## Problem statement
Every line below that mentions the word "результаты" should be copied out.

Data lines start

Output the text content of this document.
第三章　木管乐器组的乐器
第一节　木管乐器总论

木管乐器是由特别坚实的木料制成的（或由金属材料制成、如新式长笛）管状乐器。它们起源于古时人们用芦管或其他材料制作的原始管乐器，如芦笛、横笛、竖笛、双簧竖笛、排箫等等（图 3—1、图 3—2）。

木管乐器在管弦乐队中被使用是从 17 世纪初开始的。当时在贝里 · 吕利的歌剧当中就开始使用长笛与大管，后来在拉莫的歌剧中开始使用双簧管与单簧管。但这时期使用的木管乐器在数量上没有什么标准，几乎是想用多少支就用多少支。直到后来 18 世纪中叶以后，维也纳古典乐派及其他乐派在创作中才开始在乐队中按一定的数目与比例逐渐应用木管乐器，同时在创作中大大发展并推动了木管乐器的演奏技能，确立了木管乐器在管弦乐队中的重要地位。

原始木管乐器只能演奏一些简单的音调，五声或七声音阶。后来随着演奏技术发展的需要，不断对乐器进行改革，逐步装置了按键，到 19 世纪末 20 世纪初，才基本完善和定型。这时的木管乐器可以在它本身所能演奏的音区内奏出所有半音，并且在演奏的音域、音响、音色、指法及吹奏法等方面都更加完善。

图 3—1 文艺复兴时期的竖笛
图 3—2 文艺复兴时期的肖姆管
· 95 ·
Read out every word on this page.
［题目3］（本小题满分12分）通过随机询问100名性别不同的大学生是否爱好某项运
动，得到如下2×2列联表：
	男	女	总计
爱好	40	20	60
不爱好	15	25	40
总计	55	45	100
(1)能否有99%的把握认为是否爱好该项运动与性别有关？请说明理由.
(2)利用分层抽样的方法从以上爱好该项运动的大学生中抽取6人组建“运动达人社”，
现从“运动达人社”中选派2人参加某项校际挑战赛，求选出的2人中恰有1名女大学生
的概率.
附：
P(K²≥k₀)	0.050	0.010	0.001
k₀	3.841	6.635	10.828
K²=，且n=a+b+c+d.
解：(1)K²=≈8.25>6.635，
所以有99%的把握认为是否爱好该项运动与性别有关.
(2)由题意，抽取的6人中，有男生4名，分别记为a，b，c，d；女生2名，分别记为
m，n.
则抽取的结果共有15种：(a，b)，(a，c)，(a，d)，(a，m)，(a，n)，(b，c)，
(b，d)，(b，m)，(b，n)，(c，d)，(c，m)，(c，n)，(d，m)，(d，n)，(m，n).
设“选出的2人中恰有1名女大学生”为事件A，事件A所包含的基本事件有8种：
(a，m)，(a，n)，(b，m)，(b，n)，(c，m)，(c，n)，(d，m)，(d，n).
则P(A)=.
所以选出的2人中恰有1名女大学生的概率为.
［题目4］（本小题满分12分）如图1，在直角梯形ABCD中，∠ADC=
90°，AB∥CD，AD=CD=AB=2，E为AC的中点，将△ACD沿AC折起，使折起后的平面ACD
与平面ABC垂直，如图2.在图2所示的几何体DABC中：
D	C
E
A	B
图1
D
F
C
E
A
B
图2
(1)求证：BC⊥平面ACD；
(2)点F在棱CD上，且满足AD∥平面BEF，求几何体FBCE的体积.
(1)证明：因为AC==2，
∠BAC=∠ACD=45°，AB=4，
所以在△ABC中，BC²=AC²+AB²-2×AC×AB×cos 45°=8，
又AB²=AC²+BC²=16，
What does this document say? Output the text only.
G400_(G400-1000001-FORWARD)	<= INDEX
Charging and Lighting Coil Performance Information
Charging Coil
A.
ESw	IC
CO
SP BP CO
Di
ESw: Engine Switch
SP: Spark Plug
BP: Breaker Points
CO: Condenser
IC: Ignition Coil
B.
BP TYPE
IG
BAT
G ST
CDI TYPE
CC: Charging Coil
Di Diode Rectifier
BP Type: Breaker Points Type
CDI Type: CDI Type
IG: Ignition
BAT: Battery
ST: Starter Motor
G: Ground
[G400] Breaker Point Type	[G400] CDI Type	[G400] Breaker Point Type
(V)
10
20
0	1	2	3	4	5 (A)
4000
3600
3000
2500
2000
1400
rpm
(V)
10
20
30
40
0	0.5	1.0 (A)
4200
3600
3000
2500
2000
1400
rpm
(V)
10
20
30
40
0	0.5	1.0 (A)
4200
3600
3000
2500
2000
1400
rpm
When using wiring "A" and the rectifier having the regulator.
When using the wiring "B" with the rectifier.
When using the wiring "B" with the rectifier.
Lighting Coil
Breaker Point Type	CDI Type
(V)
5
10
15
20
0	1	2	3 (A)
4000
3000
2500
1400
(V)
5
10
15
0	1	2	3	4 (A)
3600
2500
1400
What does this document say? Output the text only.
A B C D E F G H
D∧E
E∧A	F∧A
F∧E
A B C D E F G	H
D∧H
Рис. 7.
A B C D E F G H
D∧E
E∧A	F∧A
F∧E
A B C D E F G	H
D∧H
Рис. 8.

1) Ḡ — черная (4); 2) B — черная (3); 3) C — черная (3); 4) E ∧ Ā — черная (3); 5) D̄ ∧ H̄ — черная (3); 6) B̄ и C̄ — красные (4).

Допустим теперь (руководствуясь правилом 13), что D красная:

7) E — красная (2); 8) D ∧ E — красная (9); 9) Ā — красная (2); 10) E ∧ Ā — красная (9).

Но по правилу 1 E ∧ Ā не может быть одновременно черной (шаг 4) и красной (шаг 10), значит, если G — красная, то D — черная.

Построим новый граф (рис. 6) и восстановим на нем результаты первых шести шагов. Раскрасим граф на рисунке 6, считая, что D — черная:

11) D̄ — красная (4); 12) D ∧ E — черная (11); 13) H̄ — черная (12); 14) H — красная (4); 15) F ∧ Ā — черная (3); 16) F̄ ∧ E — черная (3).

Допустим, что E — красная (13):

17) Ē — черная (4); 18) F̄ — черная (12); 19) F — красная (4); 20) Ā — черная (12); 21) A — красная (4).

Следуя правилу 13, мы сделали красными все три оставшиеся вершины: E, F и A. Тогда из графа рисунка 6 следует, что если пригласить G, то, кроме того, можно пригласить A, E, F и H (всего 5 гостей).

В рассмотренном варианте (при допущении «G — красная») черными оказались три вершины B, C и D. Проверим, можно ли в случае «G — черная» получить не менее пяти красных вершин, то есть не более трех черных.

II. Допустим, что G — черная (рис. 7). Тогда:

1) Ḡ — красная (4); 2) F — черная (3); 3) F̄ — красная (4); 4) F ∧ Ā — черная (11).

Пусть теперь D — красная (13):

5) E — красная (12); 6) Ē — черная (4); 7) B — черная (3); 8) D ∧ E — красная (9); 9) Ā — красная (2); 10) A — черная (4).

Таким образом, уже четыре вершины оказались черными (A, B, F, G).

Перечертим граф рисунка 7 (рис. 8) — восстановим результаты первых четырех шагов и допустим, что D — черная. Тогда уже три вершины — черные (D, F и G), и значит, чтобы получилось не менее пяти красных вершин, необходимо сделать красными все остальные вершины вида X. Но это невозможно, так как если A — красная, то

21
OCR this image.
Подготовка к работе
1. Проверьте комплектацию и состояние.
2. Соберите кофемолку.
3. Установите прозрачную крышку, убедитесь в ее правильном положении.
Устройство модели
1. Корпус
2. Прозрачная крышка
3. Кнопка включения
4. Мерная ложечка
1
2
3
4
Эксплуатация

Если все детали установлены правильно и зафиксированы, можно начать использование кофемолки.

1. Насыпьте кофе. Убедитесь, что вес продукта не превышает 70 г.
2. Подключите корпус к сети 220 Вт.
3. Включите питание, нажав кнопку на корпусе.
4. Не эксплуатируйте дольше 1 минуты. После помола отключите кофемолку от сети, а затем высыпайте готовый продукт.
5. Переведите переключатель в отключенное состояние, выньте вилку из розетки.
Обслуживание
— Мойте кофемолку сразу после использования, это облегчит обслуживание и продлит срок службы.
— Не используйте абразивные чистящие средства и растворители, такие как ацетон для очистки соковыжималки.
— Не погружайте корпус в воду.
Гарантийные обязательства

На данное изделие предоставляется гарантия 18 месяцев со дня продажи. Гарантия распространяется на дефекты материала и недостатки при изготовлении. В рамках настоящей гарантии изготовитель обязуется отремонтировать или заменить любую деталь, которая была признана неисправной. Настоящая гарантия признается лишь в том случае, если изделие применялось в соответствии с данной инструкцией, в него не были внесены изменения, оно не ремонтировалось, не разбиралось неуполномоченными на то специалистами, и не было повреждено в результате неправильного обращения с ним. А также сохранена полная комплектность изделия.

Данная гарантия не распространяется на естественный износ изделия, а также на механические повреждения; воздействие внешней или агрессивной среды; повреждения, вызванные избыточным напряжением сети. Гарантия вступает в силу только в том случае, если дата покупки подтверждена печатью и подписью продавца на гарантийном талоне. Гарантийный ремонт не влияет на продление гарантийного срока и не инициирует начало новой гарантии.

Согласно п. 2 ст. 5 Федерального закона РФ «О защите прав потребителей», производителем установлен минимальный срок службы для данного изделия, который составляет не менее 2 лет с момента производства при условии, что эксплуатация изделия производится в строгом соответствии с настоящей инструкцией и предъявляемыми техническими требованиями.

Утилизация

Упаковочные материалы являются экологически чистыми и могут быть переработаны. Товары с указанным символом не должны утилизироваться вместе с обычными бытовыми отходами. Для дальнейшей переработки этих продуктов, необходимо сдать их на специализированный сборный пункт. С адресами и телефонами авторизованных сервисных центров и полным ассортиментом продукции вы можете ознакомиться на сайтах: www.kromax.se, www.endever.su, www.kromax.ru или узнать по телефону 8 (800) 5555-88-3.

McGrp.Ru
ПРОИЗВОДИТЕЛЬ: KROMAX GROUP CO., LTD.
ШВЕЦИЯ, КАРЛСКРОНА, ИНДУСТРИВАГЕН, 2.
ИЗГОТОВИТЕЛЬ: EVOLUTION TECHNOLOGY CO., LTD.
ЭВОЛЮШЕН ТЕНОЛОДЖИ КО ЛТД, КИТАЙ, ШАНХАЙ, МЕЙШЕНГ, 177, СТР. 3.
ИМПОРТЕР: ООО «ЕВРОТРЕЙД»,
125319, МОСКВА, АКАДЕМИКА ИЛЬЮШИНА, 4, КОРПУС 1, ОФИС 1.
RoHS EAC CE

Data lines end

## Expected answer
Построим новый граф (рис. 6) и восстановим на нем результаты первых шести шагов. Раскрасим граф на рисунке 6, считая, что D — черная:
Перечертим граф рисунка 7 (рис. 8) — восстановим результаты первых четырех шагов и допустим, что D — черная. Тогда уже три вершины — черные (D, F и G), и значит, чтобы получилось не менее пяти красных вершин, необходимо сделать красными все остальные вершины вида X. Но это невозможно, так как если A — красная, то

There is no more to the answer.